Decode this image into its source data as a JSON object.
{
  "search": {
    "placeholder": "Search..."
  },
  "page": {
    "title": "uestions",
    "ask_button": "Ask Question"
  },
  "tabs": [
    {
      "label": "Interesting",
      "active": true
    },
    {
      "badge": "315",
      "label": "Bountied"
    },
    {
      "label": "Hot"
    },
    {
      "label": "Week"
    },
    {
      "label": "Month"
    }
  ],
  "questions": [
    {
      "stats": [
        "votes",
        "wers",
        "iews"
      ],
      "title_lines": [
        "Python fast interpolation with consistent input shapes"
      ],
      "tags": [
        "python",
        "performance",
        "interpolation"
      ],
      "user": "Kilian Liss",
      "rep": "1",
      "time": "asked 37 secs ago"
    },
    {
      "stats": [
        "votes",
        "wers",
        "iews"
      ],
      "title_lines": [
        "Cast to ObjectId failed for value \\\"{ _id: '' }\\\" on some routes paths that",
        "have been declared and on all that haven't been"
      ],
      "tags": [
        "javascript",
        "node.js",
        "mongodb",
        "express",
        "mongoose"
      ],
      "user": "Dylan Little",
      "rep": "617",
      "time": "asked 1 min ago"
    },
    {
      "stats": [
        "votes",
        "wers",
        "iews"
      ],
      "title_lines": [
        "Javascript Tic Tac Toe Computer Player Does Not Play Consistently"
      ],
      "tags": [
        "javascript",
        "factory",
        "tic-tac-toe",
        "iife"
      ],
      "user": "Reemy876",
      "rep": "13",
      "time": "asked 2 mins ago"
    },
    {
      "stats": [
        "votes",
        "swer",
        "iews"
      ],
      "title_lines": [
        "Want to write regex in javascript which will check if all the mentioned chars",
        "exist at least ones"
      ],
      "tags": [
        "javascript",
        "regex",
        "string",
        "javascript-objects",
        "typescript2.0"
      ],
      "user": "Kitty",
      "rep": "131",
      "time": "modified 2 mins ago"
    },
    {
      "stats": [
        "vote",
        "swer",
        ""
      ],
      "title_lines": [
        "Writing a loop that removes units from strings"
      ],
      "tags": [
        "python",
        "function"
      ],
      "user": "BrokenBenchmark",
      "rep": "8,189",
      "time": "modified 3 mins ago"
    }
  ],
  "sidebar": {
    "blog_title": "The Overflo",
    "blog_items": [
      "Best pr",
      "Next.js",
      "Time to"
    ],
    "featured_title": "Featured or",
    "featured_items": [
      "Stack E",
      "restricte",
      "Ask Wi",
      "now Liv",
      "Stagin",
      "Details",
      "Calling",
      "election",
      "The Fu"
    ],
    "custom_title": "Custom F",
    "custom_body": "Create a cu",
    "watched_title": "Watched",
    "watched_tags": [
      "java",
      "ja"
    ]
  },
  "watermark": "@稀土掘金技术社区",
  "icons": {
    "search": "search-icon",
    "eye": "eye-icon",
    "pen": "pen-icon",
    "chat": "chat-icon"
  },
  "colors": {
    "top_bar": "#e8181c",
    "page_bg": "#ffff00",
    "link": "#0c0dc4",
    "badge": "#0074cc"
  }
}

####

* Task objective: What is the number of lines in the data above that include the word "asked"? Answer with that number only.

* The result: 3